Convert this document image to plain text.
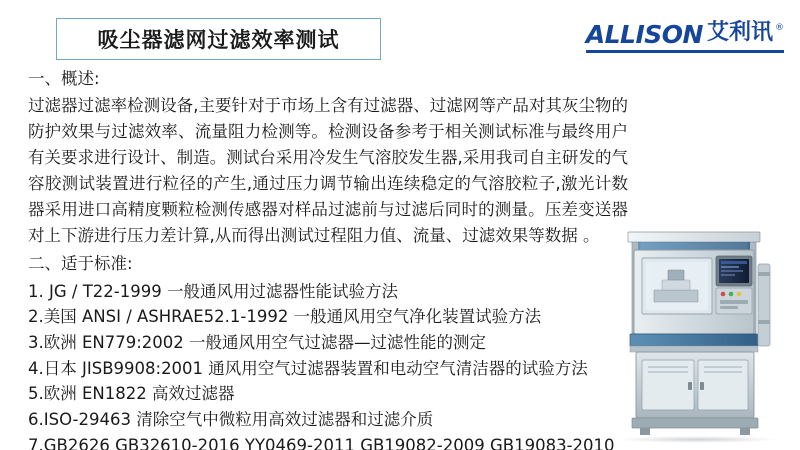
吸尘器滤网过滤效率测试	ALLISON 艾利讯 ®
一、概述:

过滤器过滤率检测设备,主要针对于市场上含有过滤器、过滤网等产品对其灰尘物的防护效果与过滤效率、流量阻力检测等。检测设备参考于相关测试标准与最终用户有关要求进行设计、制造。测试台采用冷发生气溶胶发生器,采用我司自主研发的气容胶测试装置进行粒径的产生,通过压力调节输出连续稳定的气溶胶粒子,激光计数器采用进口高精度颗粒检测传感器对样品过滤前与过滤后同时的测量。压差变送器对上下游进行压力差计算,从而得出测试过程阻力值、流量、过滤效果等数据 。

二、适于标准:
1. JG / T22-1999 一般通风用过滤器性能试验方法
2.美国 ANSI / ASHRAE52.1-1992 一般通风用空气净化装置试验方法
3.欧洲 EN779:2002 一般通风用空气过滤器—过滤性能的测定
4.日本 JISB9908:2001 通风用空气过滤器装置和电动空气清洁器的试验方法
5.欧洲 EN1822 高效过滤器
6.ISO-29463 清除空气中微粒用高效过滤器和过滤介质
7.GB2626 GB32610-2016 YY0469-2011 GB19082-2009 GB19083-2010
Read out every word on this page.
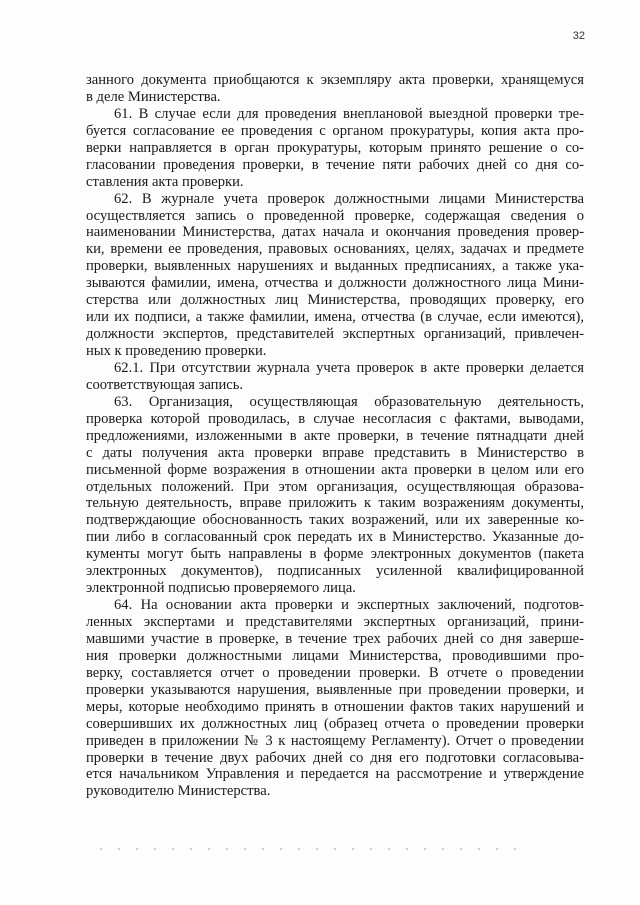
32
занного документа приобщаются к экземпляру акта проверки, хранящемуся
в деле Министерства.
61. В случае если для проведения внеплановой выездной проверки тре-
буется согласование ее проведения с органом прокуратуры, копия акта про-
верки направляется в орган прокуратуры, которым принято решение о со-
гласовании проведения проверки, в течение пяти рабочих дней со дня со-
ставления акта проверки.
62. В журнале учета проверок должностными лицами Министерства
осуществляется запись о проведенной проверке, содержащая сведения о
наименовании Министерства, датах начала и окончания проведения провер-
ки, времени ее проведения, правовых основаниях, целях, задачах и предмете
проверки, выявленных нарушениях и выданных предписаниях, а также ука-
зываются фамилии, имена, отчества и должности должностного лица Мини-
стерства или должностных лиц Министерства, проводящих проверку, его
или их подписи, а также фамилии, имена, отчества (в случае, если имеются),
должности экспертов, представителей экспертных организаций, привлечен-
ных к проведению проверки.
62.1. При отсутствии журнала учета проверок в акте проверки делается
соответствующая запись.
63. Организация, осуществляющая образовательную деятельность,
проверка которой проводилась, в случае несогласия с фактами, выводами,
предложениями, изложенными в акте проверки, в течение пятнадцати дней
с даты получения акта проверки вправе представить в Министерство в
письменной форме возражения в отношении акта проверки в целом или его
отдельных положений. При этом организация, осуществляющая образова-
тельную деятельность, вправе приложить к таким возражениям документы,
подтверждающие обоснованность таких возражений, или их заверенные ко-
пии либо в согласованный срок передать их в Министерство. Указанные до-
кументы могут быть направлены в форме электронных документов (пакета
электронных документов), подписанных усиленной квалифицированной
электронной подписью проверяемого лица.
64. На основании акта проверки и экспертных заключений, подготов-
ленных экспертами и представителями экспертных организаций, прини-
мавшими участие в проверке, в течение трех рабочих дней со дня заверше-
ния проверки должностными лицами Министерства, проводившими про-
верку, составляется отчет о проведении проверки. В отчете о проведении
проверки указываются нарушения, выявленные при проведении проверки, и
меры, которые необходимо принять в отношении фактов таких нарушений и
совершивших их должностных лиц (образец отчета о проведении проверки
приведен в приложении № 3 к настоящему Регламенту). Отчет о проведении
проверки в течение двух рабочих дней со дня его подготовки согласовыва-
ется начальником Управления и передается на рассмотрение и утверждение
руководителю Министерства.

**WORK TO BE COMPLETED:** Repeat all the records above exactly, leaving out any pictures.

**OUTPUT:**
Convert this document image to plain text.
吸尘器滤网过滤效率测试	ALLISON 艾利讯 ®
一、概述:

过滤器过滤率检测设备,主要针对于市场上含有过滤器、过滤网等产品对其灰尘物的防护效果与过滤效率、流量阻力检测等。检测设备参考于相关测试标准与最终用户有关要求进行设计、制造。测试台采用冷发生气溶胶发生器,采用我司自主研发的气容胶测试装置进行粒径的产生,通过压力调节输出连续稳定的气溶胶粒子,激光计数器采用进口高精度颗粒检测传感器对样品过滤前与过滤后同时的测量。压差变送器对上下游进行压力差计算,从而得出测试过程阻力值、流量、过滤效果等数据 。

二、适于标准:
1. JG / T22-1999 一般通风用过滤器性能试验方法
2.美国 ANSI / ASHRAE52.1-1992 一般通风用空气净化装置试验方法
3.欧洲 EN779:2002 一般通风用空气过滤器—过滤性能的测定
4.日本 JISB9908:2001 通风用空气过滤器装置和电动空气清洁器的试验方法
5.欧洲 EN1822 高效过滤器
6.ISO-29463 清除空气中微粒用高效过滤器和过滤介质
7.GB2626 GB32610-2016 YY0469-2011 GB19082-2009 GB19083-2010
Read out every word on this page.
32
занного документа приобщаются к экземпляру акта проверки, хранящемуся
в деле Министерства.
61. В случае если для проведения внеплановой выездной проверки тре-
буется согласование ее проведения с органом прокуратуры, копия акта про-
верки направляется в орган прокуратуры, которым принято решение о со-
гласовании проведения проверки, в течение пяти рабочих дней со дня со-
ставления акта проверки.
62. В журнале учета проверок должностными лицами Министерства
осуществляется запись о проведенной проверке, содержащая сведения о
наименовании Министерства, датах начала и окончания проведения провер-
ки, времени ее проведения, правовых основаниях, целях, задачах и предмете
проверки, выявленных нарушениях и выданных предписаниях, а также ука-
зываются фамилии, имена, отчества и должности должностного лица Мини-
стерства или должностных лиц Министерства, проводящих проверку, его
или их подписи, а также фамилии, имена, отчества (в случае, если имеются),
должности экспертов, представителей экспертных организаций, привлечен-
ных к проведению проверки.
62.1. При отсутствии журнала учета проверок в акте проверки делается
соответствующая запись.
63. Организация, осуществляющая образовательную деятельность,
проверка которой проводилась, в случае несогласия с фактами, выводами,
предложениями, изложенными в акте проверки, в течение пятнадцати дней
с даты получения акта проверки вправе представить в Министерство в
письменной форме возражения в отношении акта проверки в целом или его
отдельных положений. При этом организация, осуществляющая образова-
тельную деятельность, вправе приложить к таким возражениям документы,
подтверждающие обоснованность таких возражений, или их заверенные ко-
пии либо в согласованный срок передать их в Министерство. Указанные до-
кументы могут быть направлены в форме электронных документов (пакета
электронных документов), подписанных усиленной квалифицированной
электронной подписью проверяемого лица.
64. На основании акта проверки и экспертных заключений, подготов-
ленных экспертами и представителями экспертных организаций, прини-
мавшими участие в проверке, в течение трех рабочих дней со дня заверше-
ния проверки должностными лицами Министерства, проводившими про-
верку, составляется отчет о проведении проверки. В отчете о проведении
проверки указываются нарушения, выявленные при проведении проверки, и
меры, которые необходимо принять в отношении фактов таких нарушений и
совершивших их должностных лиц (образец отчета о проведении проверки
приведен в приложении № 3 к настоящему Регламенту). Отчет о проведении
проверки в течение двух рабочих дней со дня его подготовки согласовыва-
ется начальником Управления и передается на рассмотрение и утверждение
руководителю Министерства.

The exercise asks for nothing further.